**SOURCE RECORDS:**
====

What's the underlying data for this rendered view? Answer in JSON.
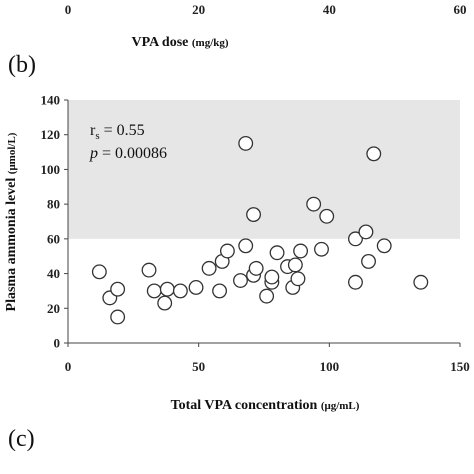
{
  "top_axis": {
    "ticks": [
      "0",
      "20",
      "40",
      "60"
    ],
    "tick_values": [
      0,
      20,
      40,
      60
    ],
    "range": [
      0,
      60
    ],
    "label_main": "VPA dose ",
    "label_unit": "(mg/kg)"
  },
  "panels": {
    "b": "(b)",
    "c": "(c)"
  },
  "stats": {
    "rs_main": "r",
    "rs_sub": "s",
    "rs_value": " = 0.55",
    "p_italic": "p",
    "p_value": " = 0.00086"
  },
  "colors": {
    "shade": "#e6e6e6",
    "axis": "#444444",
    "marker_edge": "#333333"
  },
  "chart_data": {
    "type": "scatter",
    "title": "",
    "xlabel": "Total VPA concentration (μg/mL)",
    "ylabel": "Plasma ammonia level (μmol/L)",
    "xlabel_main": "Total VPA concentration ",
    "xlabel_unit": "(μg/mL)",
    "ylabel_main": "Plasma ammonia level ",
    "ylabel_unit": "(μmol/L)",
    "xlim": [
      0,
      150
    ],
    "ylim": [
      0,
      140
    ],
    "xticks": [
      "0",
      "50",
      "100",
      "150"
    ],
    "xtick_values": [
      0,
      50,
      100,
      150
    ],
    "yticks": [
      "0",
      "20",
      "40",
      "60",
      "80",
      "100",
      "120",
      "140"
    ],
    "ytick_values": [
      0,
      20,
      40,
      60,
      80,
      100,
      120,
      140
    ],
    "shaded_band": [
      60,
      140
    ],
    "grid": false,
    "legend": "none",
    "x": [
      12,
      16,
      19,
      19,
      31,
      33,
      37,
      38,
      43,
      49,
      54,
      58,
      59,
      61,
      66,
      68,
      68,
      71,
      72,
      71,
      76,
      78,
      78,
      80,
      84,
      86,
      87,
      88,
      89,
      94,
      97,
      99,
      110,
      110,
      114,
      115,
      117,
      121,
      135
    ],
    "y": [
      41,
      26,
      15,
      31,
      42,
      30,
      23,
      31,
      30,
      32,
      43,
      30,
      47,
      53,
      36,
      56,
      115,
      39,
      43,
      74,
      27,
      35,
      38,
      52,
      44,
      32,
      45,
      37,
      53,
      80,
      54,
      73,
      35,
      60,
      64,
      47,
      109,
      56,
      35
    ]
  }
}
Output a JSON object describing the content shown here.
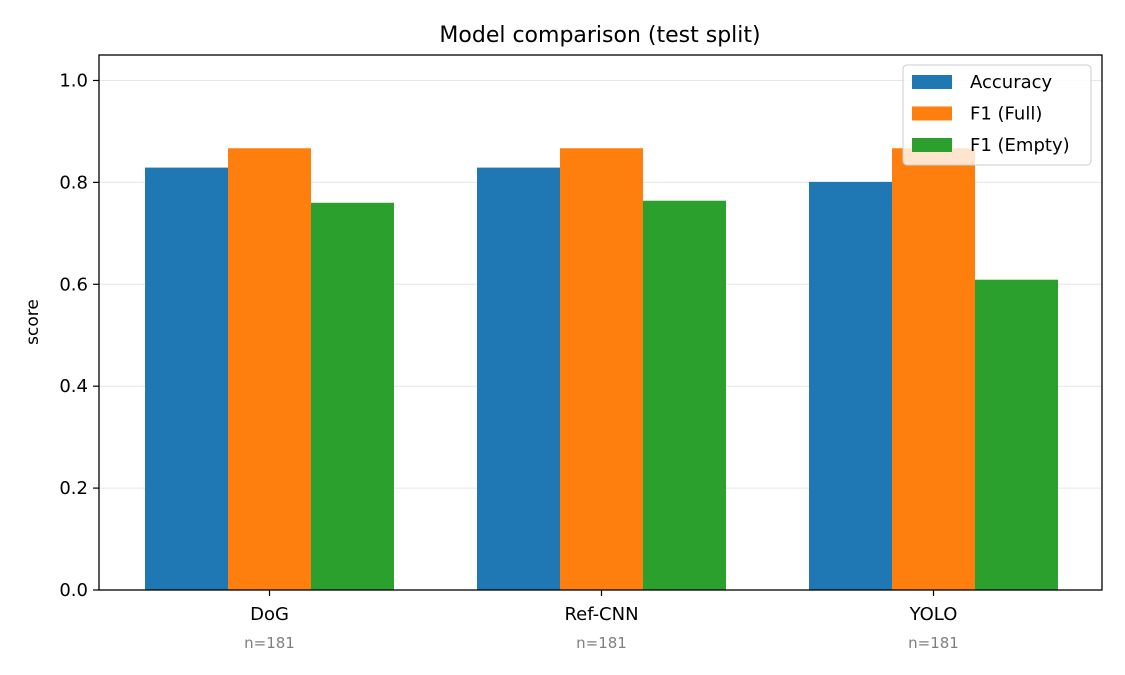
{
  "chart_data": {
    "type": "bar",
    "title": "Model comparison (test split)",
    "xlabel": "",
    "ylabel": "score",
    "categories": [
      "DoG",
      "Ref-CNN",
      "YOLO"
    ],
    "category_counts": [
      "n=181",
      "n=181",
      "n=181"
    ],
    "series": [
      {
        "name": "Accuracy",
        "color": "#1f77b4",
        "values": [
          0.829,
          0.829,
          0.801
        ]
      },
      {
        "name": "F1 (Full)",
        "color": "#ff7f0e",
        "values": [
          0.867,
          0.867,
          0.867
        ]
      },
      {
        "name": "F1 (Empty)",
        "color": "#2ca02c",
        "values": [
          0.76,
          0.764,
          0.609
        ]
      }
    ],
    "ylim": [
      0,
      1.0
    ],
    "yticks": [
      0.0,
      0.2,
      0.4,
      0.6,
      0.8,
      1.0
    ],
    "ytick_labels": [
      "0.0",
      "0.2",
      "0.4",
      "0.6",
      "0.8",
      "1.0"
    ],
    "grid": "horizontal",
    "legend_position": "top-right"
  }
}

====

**YOUR TASK:**
Above are records to transcribe exactly; leave their pictures out.

**EXERCISE RESULT:**
What's the underlying data for this rendered view? Answer in JSON.
{
  "top_axis": {
    "ticks": [
      "0",
      "20",
      "40",
      "60"
    ],
    "tick_values": [
      0,
      20,
      40,
      60
    ],
    "range": [
      0,
      60
    ],
    "label_main": "VPA dose ",
    "label_unit": "(mg/kg)"
  },
  "panels": {
    "b": "(b)",
    "c": "(c)"
  },
  "stats": {
    "rs_main": "r",
    "rs_sub": "s",
    "rs_value": " = 0.55",
    "p_italic": "p",
    "p_value": " = 0.00086"
  },
  "colors": {
    "shade": "#e6e6e6",
    "axis": "#444444",
    "marker_edge": "#333333"
  },
  "chart_data": {
    "type": "scatter",
    "title": "",
    "xlabel": "Total VPA concentration (μg/mL)",
    "ylabel": "Plasma ammonia level (μmol/L)",
    "xlabel_main": "Total VPA concentration ",
    "xlabel_unit": "(μg/mL)",
    "ylabel_main": "Plasma ammonia level ",
    "ylabel_unit": "(μmol/L)",
    "xlim": [
      0,
      150
    ],
    "ylim": [
      0,
      140
    ],
    "xticks": [
      "0",
      "50",
      "100",
      "150"
    ],
    "xtick_values": [
      0,
      50,
      100,
      150
    ],
    "yticks": [
      "0",
      "20",
      "40",
      "60",
      "80",
      "100",
      "120",
      "140"
    ],
    "ytick_values": [
      0,
      20,
      40,
      60,
      80,
      100,
      120,
      140
    ],
    "shaded_band": [
      60,
      140
    ],
    "grid": false,
    "legend": "none",
    "x": [
      12,
      16,
      19,
      19,
      31,
      33,
      37,
      38,
      43,
      49,
      54,
      58,
      59,
      61,
      66,
      68,
      68,
      71,
      72,
      71,
      76,
      78,
      78,
      80,
      84,
      86,
      87,
      88,
      89,
      94,
      97,
      99,
      110,
      110,
      114,
      115,
      117,
      121,
      135
    ],
    "y": [
      41,
      26,
      15,
      31,
      42,
      30,
      23,
      31,
      30,
      32,
      43,
      30,
      47,
      53,
      36,
      56,
      115,
      39,
      43,
      74,
      27,
      35,
      38,
      52,
      44,
      32,
      45,
      37,
      53,
      80,
      54,
      73,
      35,
      60,
      64,
      47,
      109,
      56,
      35
    ]
  }
}
Output a JSON object describing the content shown here.
{
  "chart_data": {
    "type": "bar",
    "title": "Model comparison (test split)",
    "xlabel": "",
    "ylabel": "score",
    "categories": [
      "DoG",
      "Ref-CNN",
      "YOLO"
    ],
    "category_counts": [
      "n=181",
      "n=181",
      "n=181"
    ],
    "series": [
      {
        "name": "Accuracy",
        "color": "#1f77b4",
        "values": [
          0.829,
          0.829,
          0.801
        ]
      },
      {
        "name": "F1 (Full)",
        "color": "#ff7f0e",
        "values": [
          0.867,
          0.867,
          0.867
        ]
      },
      {
        "name": "F1 (Empty)",
        "color": "#2ca02c",
        "values": [
          0.76,
          0.764,
          0.609
        ]
      }
    ],
    "ylim": [
      0,
      1.0
    ],
    "yticks": [
      0.0,
      0.2,
      0.4,
      0.6,
      0.8,
      1.0
    ],
    "ytick_labels": [
      "0.0",
      "0.2",
      "0.4",
      "0.6",
      "0.8",
      "1.0"
    ],
    "grid": "horizontal",
    "legend_position": "top-right"
  }
}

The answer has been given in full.